#### [What the exercise asks]
Word for word, quote all of the material, omitting the pictures.

#### [Listing]
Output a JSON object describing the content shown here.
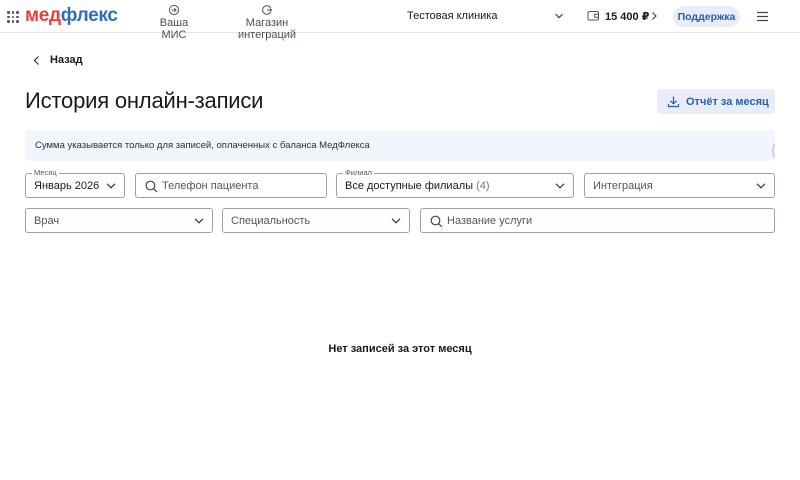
{
  "header": {
    "logo_part1": "мед",
    "logo_part2": "флекс",
    "nav": [
      {
        "label": "Ваша МИС",
        "icon": "login-icon"
      },
      {
        "label": "Магазин интеграций",
        "icon": "integrations-icon"
      }
    ],
    "clinic": "Тестовая клиника",
    "balance": "15 400 ₽",
    "support_label": "Поддержка"
  },
  "back_label": "Назад",
  "page_title": "История онлайн-записи",
  "report_button": "Отчёт за месяц",
  "banner_text": "Сумма указывается только для записей, оплаченных с баланса МедФлекса",
  "filters": {
    "month": {
      "label": "Месяц",
      "value": "Январь 2026"
    },
    "phone": {
      "placeholder": "Телефон пациента"
    },
    "branch": {
      "label": "Филиал",
      "value": "Все доступные филиалы",
      "count": "(4)"
    },
    "integration": {
      "placeholder": "Интеграция"
    },
    "doctor": {
      "placeholder": "Врач"
    },
    "specialty": {
      "placeholder": "Специальность"
    },
    "service": {
      "placeholder": "Название услуги"
    }
  },
  "empty_message": "Нет записей за этот месяц",
  "colors": {
    "accent": "#2c5ea8",
    "accent_bg": "#e7eef9",
    "logo_red": "#e8403f",
    "logo_blue": "#2e6ec2",
    "banner_bg": "#f2f6fc"
  }
}
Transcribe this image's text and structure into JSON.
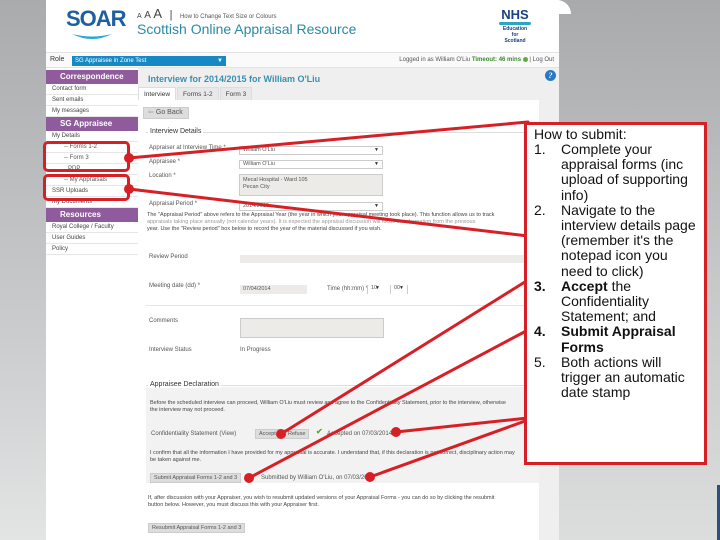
{
  "header": {
    "logo_text": "SOAR",
    "text_size_glyphs": [
      "A",
      "A",
      "A"
    ],
    "text_size_link": "How to Change Text Size or Colours",
    "site_title": "Scottish Online Appraisal Resource",
    "nhs_logo": {
      "word": "NHS",
      "sub": [
        "Education",
        "for",
        "Scotland"
      ]
    }
  },
  "role_bar": {
    "label": "Role",
    "selected_role": "SG Appraisee in Zone Test",
    "logged_in_text": "Logged in as William O'Liu",
    "timeout_text": "Timeout: 46 mins",
    "logout_label": "Log Out"
  },
  "sidebar": {
    "sections": [
      {
        "heading": "Correspondence",
        "items": [
          {
            "label": "Contact form",
            "level": 0
          },
          {
            "label": "Sent emails",
            "level": 0
          },
          {
            "label": "My messages",
            "level": 0
          }
        ]
      },
      {
        "heading": "SG Appraisee",
        "items": [
          {
            "label": "My Details",
            "level": 0
          },
          {
            "label": "-- Forms 1-2",
            "level": 1
          },
          {
            "label": "-- Form 3",
            "level": 1
          },
          {
            "label": "PDP",
            "level": 2
          },
          {
            "label": "-- My Appraisals",
            "level": 1
          },
          {
            "label": "SSR Uploads",
            "level": 0
          },
          {
            "label": "My Documents",
            "level": 0
          }
        ]
      },
      {
        "heading": "Resources",
        "items": [
          {
            "label": "Royal College / Faculty",
            "level": 0
          },
          {
            "label": "User Guides",
            "level": 0
          },
          {
            "label": "Policy",
            "level": 0
          }
        ]
      }
    ]
  },
  "main": {
    "title": "Interview for 2014/2015 for William O'Liu",
    "tabs": [
      {
        "label": "Interview",
        "active": true
      },
      {
        "label": "Forms 1-2",
        "active": false
      },
      {
        "label": "Form 3",
        "active": false
      }
    ],
    "go_back_label": "Go Back",
    "interview_details": {
      "legend": "Interview Details",
      "appraiser_label": "Appraiser at Interview Time *",
      "appraiser_value": "William O'Liu",
      "appraisee_label": "Appraisee *",
      "appraisee_value": "William O'Liu",
      "location_label": "Location *",
      "location_value": [
        "Mecal Hospital - Ward 105",
        "Pecan City"
      ],
      "appraisal_period_label": "Appraisal Period *",
      "appraisal_period_value": "2014/2015",
      "period_note": [
        "The \"Appraisal Period\" above refers to the Appraisal Year (the year in which your appraisal meeting took place). This function allows us to track",
        "appraisals taking place annually (not calendar years). It is expected the appraisal discussion will focus on information from the previous",
        "year. Use the \"Review period\" box below to record the year of the material discussed if you wish."
      ],
      "review_period_label": "Review Period",
      "review_period_value": "",
      "meeting_date_label": "Meeting date (dd) *",
      "meeting_date_value": "07/04/2014",
      "time_label": "Time (hh:mm) *",
      "time_hour": "10",
      "time_minute": "00",
      "comments_label": "Comments",
      "comments_value": "",
      "status_label": "Interview Status",
      "status_value": "In Progress"
    },
    "declaration": {
      "legend": "Appraisee Declaration",
      "intro": [
        "Before the scheduled interview can proceed, William O'Liu must review and agree to the Confidentiality Statement, prior to the interview, otherwise",
        "the interview may not proceed."
      ],
      "confidentiality_label": "Confidentiality Statement (View)",
      "accept_label": "Accept",
      "refuse_label": "Refuse",
      "accepted_text": "Accepted on 07/03/2014",
      "confirm_text": [
        "I confirm that all the information I have provided for my appraisal is accurate. I understand that, if this declaration is not correct, disciplinary action may",
        "be taken against me."
      ],
      "submit_label": "Submit Appraisal Forms 1-2 and 3",
      "submitted_text": "Submitted by William O'Liu, on 07/03/2014"
    },
    "resubmit_note": [
      "If, after discussion with your Appraiser, you wish to resubmit updated versions of your Appraisal Forms - you can do so by clicking the resubmit",
      "button below. However, you must discuss this with your Appraiser first."
    ],
    "resubmit_label": "Resubmit Appraisal Forms 1-2 and 3"
  },
  "callout": {
    "heading": "How to submit:",
    "steps": [
      {
        "num": "1.",
        "bold": "",
        "text": "Complete your appraisal forms (inc upload of supporting info)"
      },
      {
        "num": "2.",
        "bold": "",
        "text": "Navigate to the interview details page (remember it's the notepad icon you need to click)"
      },
      {
        "num": "3.",
        "bold": "Accept",
        "text": " the Confidentiality Statement; and"
      },
      {
        "num": "4.",
        "bold": "Submit Appraisal Forms",
        "text": ""
      },
      {
        "num": "5.",
        "bold": "",
        "text": "Both actions will trigger an automatic date stamp"
      }
    ]
  },
  "colors": {
    "sidebar_heading": "#8f5b9c",
    "title_blue": "#3a8fb0",
    "role_select": "#1689c4",
    "annotation_red": "#d71f26"
  }
}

#### [Final result]
Output a JSON object describing the content shown here.
{
  "header": {
    "logo_part1": "мед",
    "logo_part2": "флекс",
    "nav": [
      {
        "label": "Ваша МИС",
        "icon": "login-icon"
      },
      {
        "label": "Магазин интеграций",
        "icon": "integrations-icon"
      }
    ],
    "clinic": "Тестовая клиника",
    "balance": "15 400 ₽",
    "support_label": "Поддержка"
  },
  "back_label": "Назад",
  "page_title": "История онлайн-записи",
  "report_button": "Отчёт за месяц",
  "banner_text": "Сумма указывается только для записей, оплаченных с баланса МедФлекса",
  "filters": {
    "month": {
      "label": "Месяц",
      "value": "Январь 2026"
    },
    "phone": {
      "placeholder": "Телефон пациента"
    },
    "branch": {
      "label": "Филиал",
      "value": "Все доступные филиалы",
      "count": "(4)"
    },
    "integration": {
      "placeholder": "Интеграция"
    },
    "doctor": {
      "placeholder": "Врач"
    },
    "specialty": {
      "placeholder": "Специальность"
    },
    "service": {
      "placeholder": "Название услуги"
    }
  },
  "empty_message": "Нет записей за этот месяц",
  "colors": {
    "accent": "#2c5ea8",
    "accent_bg": "#e7eef9",
    "logo_red": "#e8403f",
    "logo_blue": "#2e6ec2",
    "banner_bg": "#f2f6fc"
  }
}
Transcribe this image's text and structure into JSON.
{
  "header": {
    "logo_text": "SOAR",
    "text_size_glyphs": [
      "A",
      "A",
      "A"
    ],
    "text_size_link": "How to Change Text Size or Colours",
    "site_title": "Scottish Online Appraisal Resource",
    "nhs_logo": {
      "word": "NHS",
      "sub": [
        "Education",
        "for",
        "Scotland"
      ]
    }
  },
  "role_bar": {
    "label": "Role",
    "selected_role": "SG Appraisee in Zone Test",
    "logged_in_text": "Logged in as William O'Liu",
    "timeout_text": "Timeout: 46 mins",
    "logout_label": "Log Out"
  },
  "sidebar": {
    "sections": [
      {
        "heading": "Correspondence",
        "items": [
          {
            "label": "Contact form",
            "level": 0
          },
          {
            "label": "Sent emails",
            "level": 0
          },
          {
            "label": "My messages",
            "level": 0
          }
        ]
      },
      {
        "heading": "SG Appraisee",
        "items": [
          {
            "label": "My Details",
            "level": 0
          },
          {
            "label": "-- Forms 1-2",
            "level": 1
          },
          {
            "label": "-- Form 3",
            "level": 1
          },
          {
            "label": "PDP",
            "level": 2
          },
          {
            "label": "-- My Appraisals",
            "level": 1
          },
          {
            "label": "SSR Uploads",
            "level": 0
          },
          {
            "label": "My Documents",
            "level": 0
          }
        ]
      },
      {
        "heading": "Resources",
        "items": [
          {
            "label": "Royal College / Faculty",
            "level": 0
          },
          {
            "label": "User Guides",
            "level": 0
          },
          {
            "label": "Policy",
            "level": 0
          }
        ]
      }
    ]
  },
  "main": {
    "title": "Interview for 2014/2015 for William O'Liu",
    "tabs": [
      {
        "label": "Interview",
        "active": true
      },
      {
        "label": "Forms 1-2",
        "active": false
      },
      {
        "label": "Form 3",
        "active": false
      }
    ],
    "go_back_label": "Go Back",
    "interview_details": {
      "legend": "Interview Details",
      "appraiser_label": "Appraiser at Interview Time *",
      "appraiser_value": "William O'Liu",
      "appraisee_label": "Appraisee *",
      "appraisee_value": "William O'Liu",
      "location_label": "Location *",
      "location_value": [
        "Mecal Hospital - Ward 105",
        "Pecan City"
      ],
      "appraisal_period_label": "Appraisal Period *",
      "appraisal_period_value": "2014/2015",
      "period_note": [
        "The \"Appraisal Period\" above refers to the Appraisal Year (the year in which your appraisal meeting took place). This function allows us to track",
        "appraisals taking place annually (not calendar years). It is expected the appraisal discussion will focus on information from the previous",
        "year. Use the \"Review period\" box below to record the year of the material discussed if you wish."
      ],
      "review_period_label": "Review Period",
      "review_period_value": "",
      "meeting_date_label": "Meeting date (dd) *",
      "meeting_date_value": "07/04/2014",
      "time_label": "Time (hh:mm) *",
      "time_hour": "10",
      "time_minute": "00",
      "comments_label": "Comments",
      "comments_value": "",
      "status_label": "Interview Status",
      "status_value": "In Progress"
    },
    "declaration": {
      "legend": "Appraisee Declaration",
      "intro": [
        "Before the scheduled interview can proceed, William O'Liu must review and agree to the Confidentiality Statement, prior to the interview, otherwise",
        "the interview may not proceed."
      ],
      "confidentiality_label": "Confidentiality Statement (View)",
      "accept_label": "Accept",
      "refuse_label": "Refuse",
      "accepted_text": "Accepted on 07/03/2014",
      "confirm_text": [
        "I confirm that all the information I have provided for my appraisal is accurate. I understand that, if this declaration is not correct, disciplinary action may",
        "be taken against me."
      ],
      "submit_label": "Submit Appraisal Forms 1-2 and 3",
      "submitted_text": "Submitted by William O'Liu, on 07/03/2014"
    },
    "resubmit_note": [
      "If, after discussion with your Appraiser, you wish to resubmit updated versions of your Appraisal Forms - you can do so by clicking the resubmit",
      "button below. However, you must discuss this with your Appraiser first."
    ],
    "resubmit_label": "Resubmit Appraisal Forms 1-2 and 3"
  },
  "callout": {
    "heading": "How to submit:",
    "steps": [
      {
        "num": "1.",
        "bold": "",
        "text": "Complete your appraisal forms (inc upload of supporting info)"
      },
      {
        "num": "2.",
        "bold": "",
        "text": "Navigate to the interview details page (remember it's the notepad icon you need to click)"
      },
      {
        "num": "3.",
        "bold": "Accept",
        "text": " the Confidentiality Statement; and"
      },
      {
        "num": "4.",
        "bold": "Submit Appraisal Forms",
        "text": ""
      },
      {
        "num": "5.",
        "bold": "",
        "text": "Both actions will trigger an automatic date stamp"
      }
    ]
  },
  "colors": {
    "sidebar_heading": "#8f5b9c",
    "title_blue": "#3a8fb0",
    "role_select": "#1689c4",
    "annotation_red": "#d71f26"
  }
}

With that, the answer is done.